Of the lines below, how many hold the string "text"? Give only the number.

Begin EXERCISE MATERIALS

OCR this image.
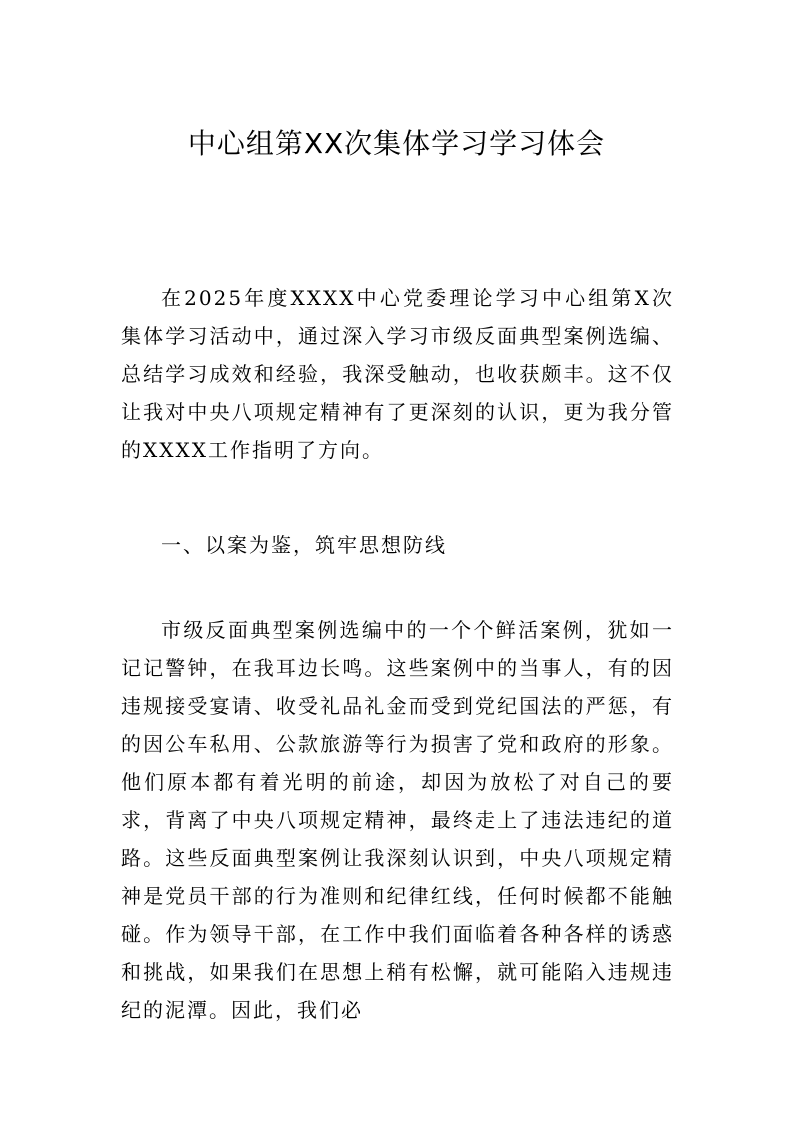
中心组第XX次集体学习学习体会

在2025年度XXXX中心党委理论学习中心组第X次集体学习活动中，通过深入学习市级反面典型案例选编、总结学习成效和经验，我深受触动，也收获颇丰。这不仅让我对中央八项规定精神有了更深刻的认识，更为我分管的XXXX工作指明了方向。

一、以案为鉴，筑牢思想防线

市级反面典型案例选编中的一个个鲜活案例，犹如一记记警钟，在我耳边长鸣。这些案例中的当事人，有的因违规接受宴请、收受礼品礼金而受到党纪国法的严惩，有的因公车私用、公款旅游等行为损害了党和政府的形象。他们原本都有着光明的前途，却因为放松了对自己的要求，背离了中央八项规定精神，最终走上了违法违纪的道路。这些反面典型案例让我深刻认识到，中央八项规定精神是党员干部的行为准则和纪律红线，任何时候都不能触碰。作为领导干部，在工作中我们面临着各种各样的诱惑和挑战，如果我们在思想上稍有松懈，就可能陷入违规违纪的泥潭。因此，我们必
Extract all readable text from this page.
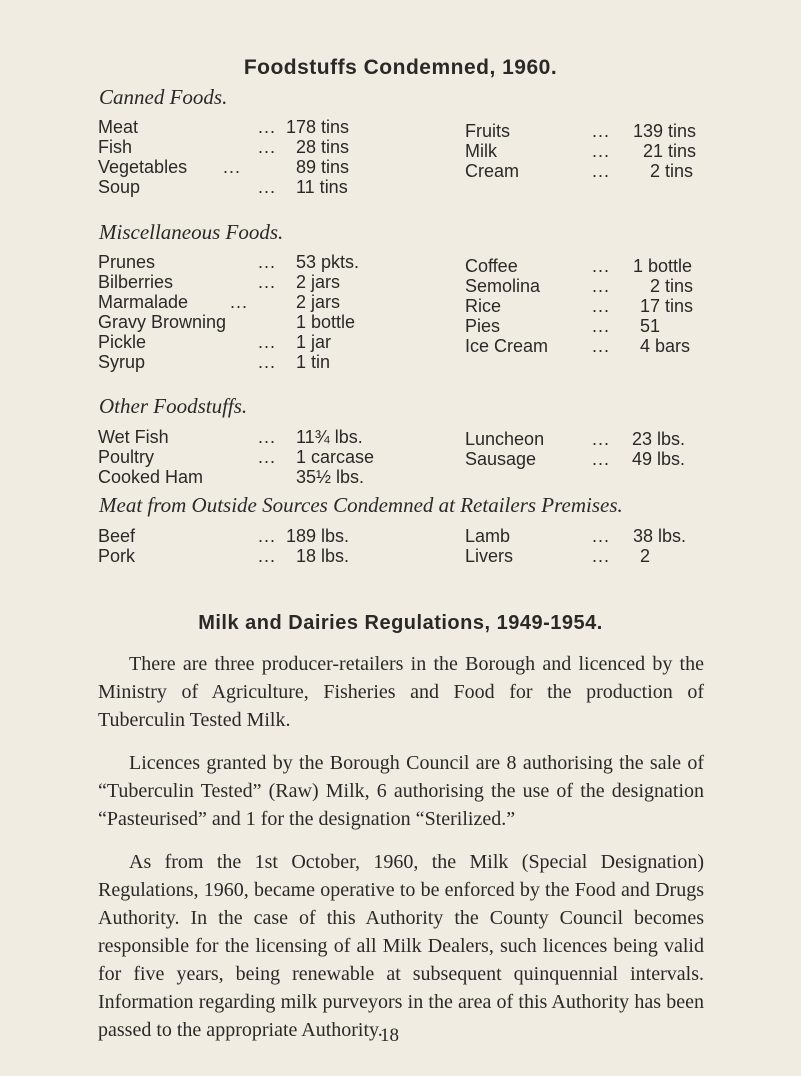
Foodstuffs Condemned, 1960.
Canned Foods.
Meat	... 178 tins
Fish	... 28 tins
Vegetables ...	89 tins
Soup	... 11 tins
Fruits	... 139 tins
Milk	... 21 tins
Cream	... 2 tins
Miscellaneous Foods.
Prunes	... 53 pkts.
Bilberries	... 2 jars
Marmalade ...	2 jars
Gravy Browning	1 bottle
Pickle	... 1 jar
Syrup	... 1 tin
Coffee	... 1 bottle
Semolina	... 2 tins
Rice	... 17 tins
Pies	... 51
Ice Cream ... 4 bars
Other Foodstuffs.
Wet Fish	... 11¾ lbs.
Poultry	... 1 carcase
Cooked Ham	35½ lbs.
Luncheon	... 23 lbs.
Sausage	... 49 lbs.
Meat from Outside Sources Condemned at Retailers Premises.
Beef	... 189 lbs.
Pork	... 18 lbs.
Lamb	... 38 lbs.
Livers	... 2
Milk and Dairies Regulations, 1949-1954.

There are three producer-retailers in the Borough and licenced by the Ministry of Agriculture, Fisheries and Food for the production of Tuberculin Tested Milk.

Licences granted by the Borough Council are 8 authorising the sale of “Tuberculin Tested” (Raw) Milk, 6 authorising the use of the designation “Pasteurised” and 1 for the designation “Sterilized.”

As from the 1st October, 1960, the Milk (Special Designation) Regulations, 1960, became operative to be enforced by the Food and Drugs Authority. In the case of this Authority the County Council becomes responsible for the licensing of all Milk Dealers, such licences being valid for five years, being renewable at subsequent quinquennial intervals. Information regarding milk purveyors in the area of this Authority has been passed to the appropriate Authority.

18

End EXERCISE MATERIALS
Begin EXERCISE MATERIALS

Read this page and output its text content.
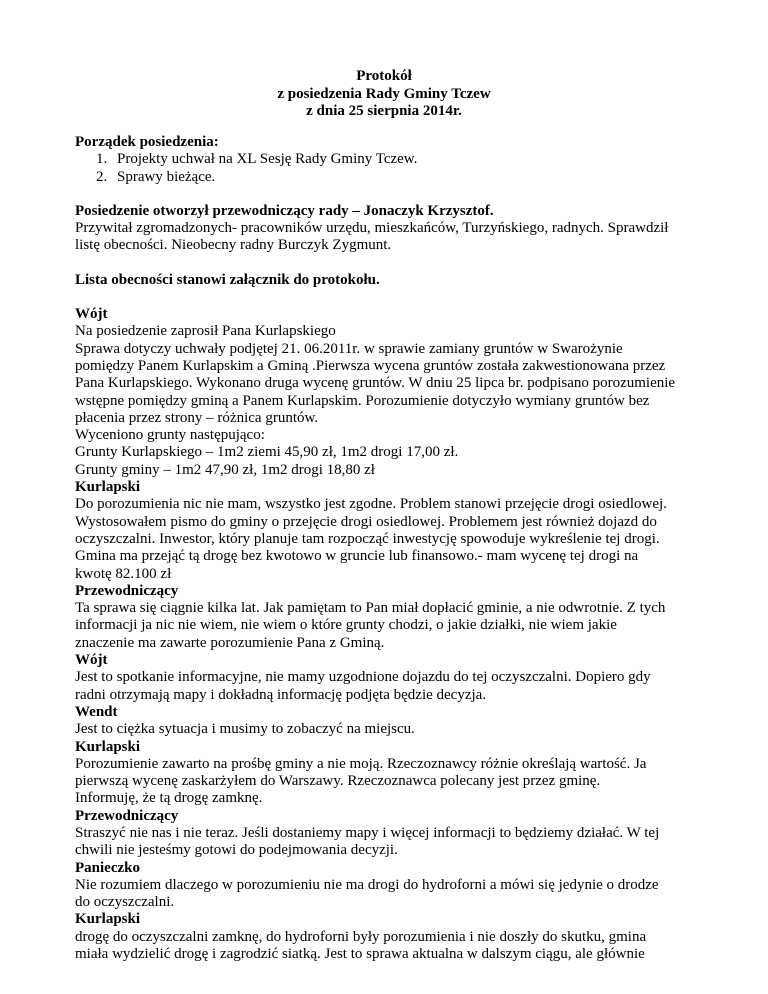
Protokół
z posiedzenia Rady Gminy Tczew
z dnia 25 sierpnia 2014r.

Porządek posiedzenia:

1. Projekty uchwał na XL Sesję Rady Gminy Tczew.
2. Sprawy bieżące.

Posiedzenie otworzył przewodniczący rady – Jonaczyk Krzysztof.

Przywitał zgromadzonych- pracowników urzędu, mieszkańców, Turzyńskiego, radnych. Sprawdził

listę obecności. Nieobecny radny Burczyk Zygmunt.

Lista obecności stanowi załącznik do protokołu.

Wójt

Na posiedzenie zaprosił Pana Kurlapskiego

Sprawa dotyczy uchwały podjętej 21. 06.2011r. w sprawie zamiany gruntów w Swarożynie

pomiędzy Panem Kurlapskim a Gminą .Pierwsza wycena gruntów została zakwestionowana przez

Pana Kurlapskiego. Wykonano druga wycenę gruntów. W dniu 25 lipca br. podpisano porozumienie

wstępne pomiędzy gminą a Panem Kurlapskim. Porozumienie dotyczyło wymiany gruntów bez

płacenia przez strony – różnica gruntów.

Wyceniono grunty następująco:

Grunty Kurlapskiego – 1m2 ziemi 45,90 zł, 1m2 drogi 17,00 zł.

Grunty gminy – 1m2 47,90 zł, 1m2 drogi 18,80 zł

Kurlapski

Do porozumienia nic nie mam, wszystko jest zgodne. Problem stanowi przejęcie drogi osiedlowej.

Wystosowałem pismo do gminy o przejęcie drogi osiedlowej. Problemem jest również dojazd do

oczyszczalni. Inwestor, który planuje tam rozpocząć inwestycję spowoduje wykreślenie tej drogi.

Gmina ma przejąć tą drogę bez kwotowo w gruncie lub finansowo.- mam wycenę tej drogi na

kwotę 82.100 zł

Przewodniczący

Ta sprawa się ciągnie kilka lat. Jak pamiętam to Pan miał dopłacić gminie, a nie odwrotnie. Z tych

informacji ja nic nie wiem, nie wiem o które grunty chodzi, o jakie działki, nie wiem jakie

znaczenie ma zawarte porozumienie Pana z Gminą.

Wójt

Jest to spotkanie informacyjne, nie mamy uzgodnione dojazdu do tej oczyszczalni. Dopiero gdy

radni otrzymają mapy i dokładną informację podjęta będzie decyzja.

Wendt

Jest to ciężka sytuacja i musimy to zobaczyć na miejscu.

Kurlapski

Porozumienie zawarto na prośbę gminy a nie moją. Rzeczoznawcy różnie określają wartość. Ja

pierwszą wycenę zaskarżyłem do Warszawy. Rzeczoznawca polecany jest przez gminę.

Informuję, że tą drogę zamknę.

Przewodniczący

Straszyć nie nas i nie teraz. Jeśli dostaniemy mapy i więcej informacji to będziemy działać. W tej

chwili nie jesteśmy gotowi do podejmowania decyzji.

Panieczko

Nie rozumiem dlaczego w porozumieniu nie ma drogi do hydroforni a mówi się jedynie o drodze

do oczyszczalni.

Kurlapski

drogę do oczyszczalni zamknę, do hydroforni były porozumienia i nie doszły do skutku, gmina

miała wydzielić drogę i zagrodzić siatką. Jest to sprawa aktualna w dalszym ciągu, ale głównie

End EXERCISE MATERIALS

ANSWER FOR THE TASK: 2